# START OF PROVIDED RECORDS
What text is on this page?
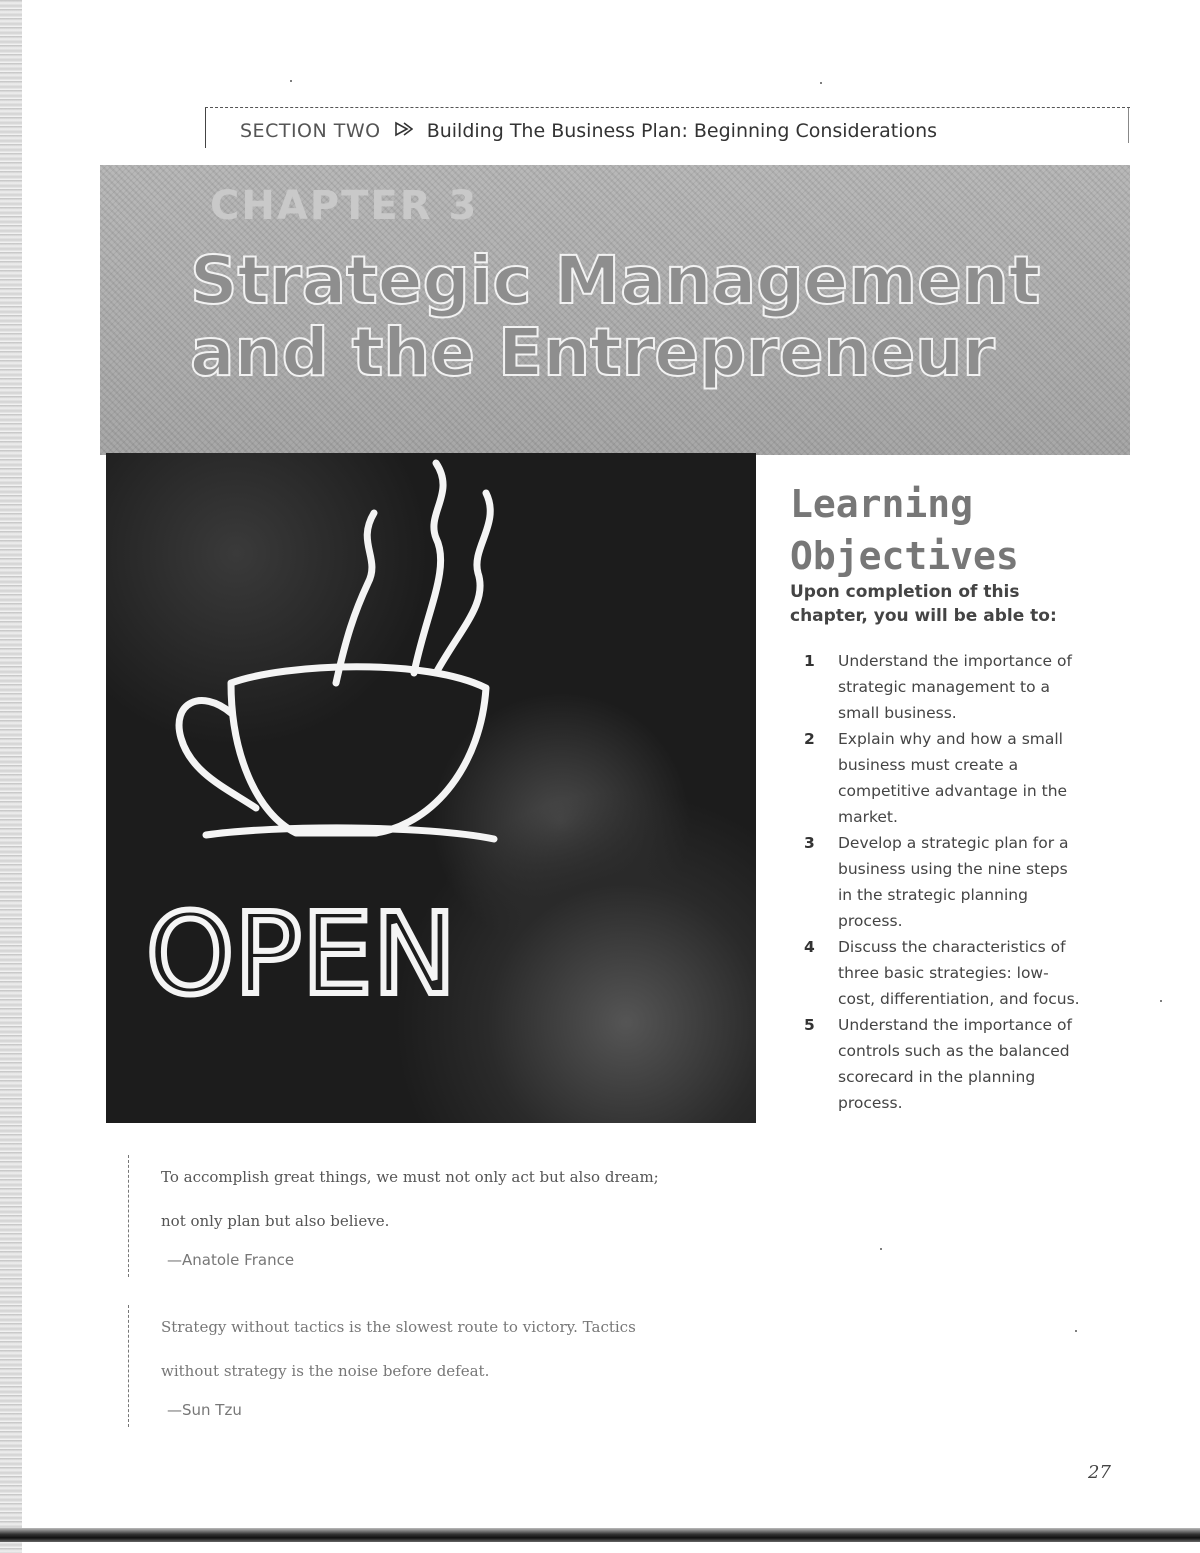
SECTION TWO Building The Business Plan: Beginning Considerations
CHAPTER 3
Strategic Management
and the Entrepreneur
OPEN
Learning
Objectives
Upon completion of this
chapter, you will be able to:
1	Understand the importance of strategic management to a small business.
2	Explain why and how a small business must create a competitive advantage in the market.
3	Develop a strategic plan for a business using the nine steps in the strategic planning process.
4	Discuss the characteristics of three basic strategies: low-cost, differentiation, and focus.
5	Understand the importance of controls such as the balanced scorecard in the planning process.
To accomplish great things, we must not only act but also dream;
not only plan but also believe.
—Anatole France
Strategy without tactics is the slowest route to victory. Tactics
without strategy is the noise before defeat.
—Sun Tzu
27
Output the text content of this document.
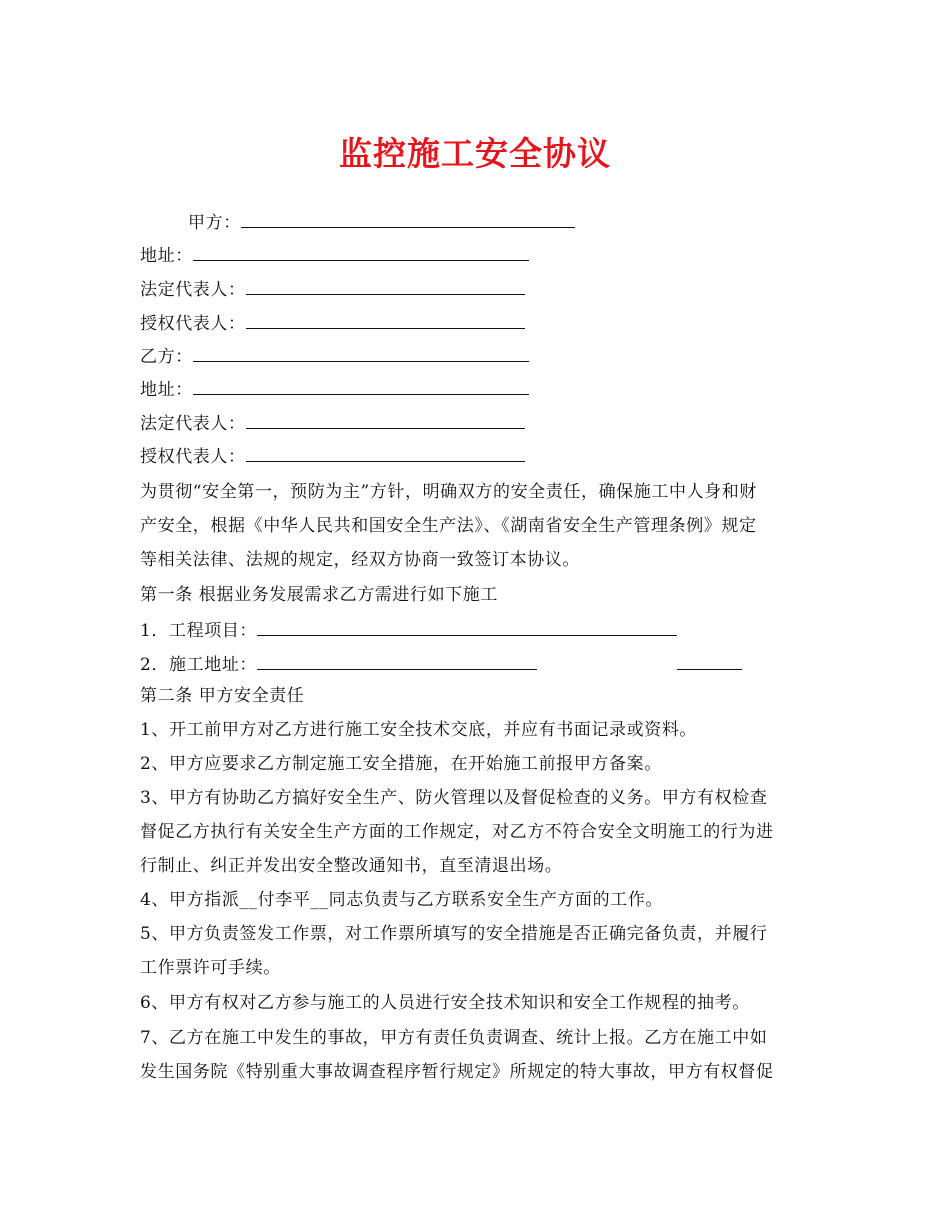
监控施工安全协议
甲方：
地址：
法定代表人：
授权代表人：
乙方：
地址：
法定代表人：
授权代表人：
为贯彻“安全第一，预防为主”方针，明确双方的安全责任，确保施工中人身和财
产安全，根据《中华人民共和国安全生产法》、《湖南省安全生产管理条例》规定
等相关法律、法规的规定，经双方协商一致签订本协议。
第一条 根据业务发展需求乙方需进行如下施工
1．工程项目：
2．施工地址：
第二条 甲方安全责任
1、开工前甲方对乙方进行施工安全技术交底，并应有书面记录或资料。
2、甲方应要求乙方制定施工安全措施，在开始施工前报甲方备案。
3、甲方有协助乙方搞好安全生产、防火管理以及督促检查的义务。甲方有权检查
督促乙方执行有关安全生产方面的工作规定，对乙方不符合安全文明施工的行为进
行制止、纠正并发出安全整改通知书，直至清退出场。
4、甲方指派__付李平__同志负责与乙方联系安全生产方面的工作。
5、甲方负责签发工作票，对工作票所填写的安全措施是否正确完备负责，并履行
工作票许可手续。
6、甲方有权对乙方参与施工的人员进行安全技术知识和安全工作规程的抽考。
7、乙方在施工中发生的事故，甲方有责任负责调查、统计上报。乙方在施工中如
发生国务院《特别重大事故调查程序暂行规定》所规定的特大事故，甲方有权督促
# END OF PROVIDED RECORDS
REQUIRED WORK: Sift the material for lines with the string "process". Copy each one found.

TASK RESULT:
3	Develop a strategic plan for a business using the nine steps in the strategic planning process.
5	Understand the importance of controls such as the balanced scorecard in the planning process.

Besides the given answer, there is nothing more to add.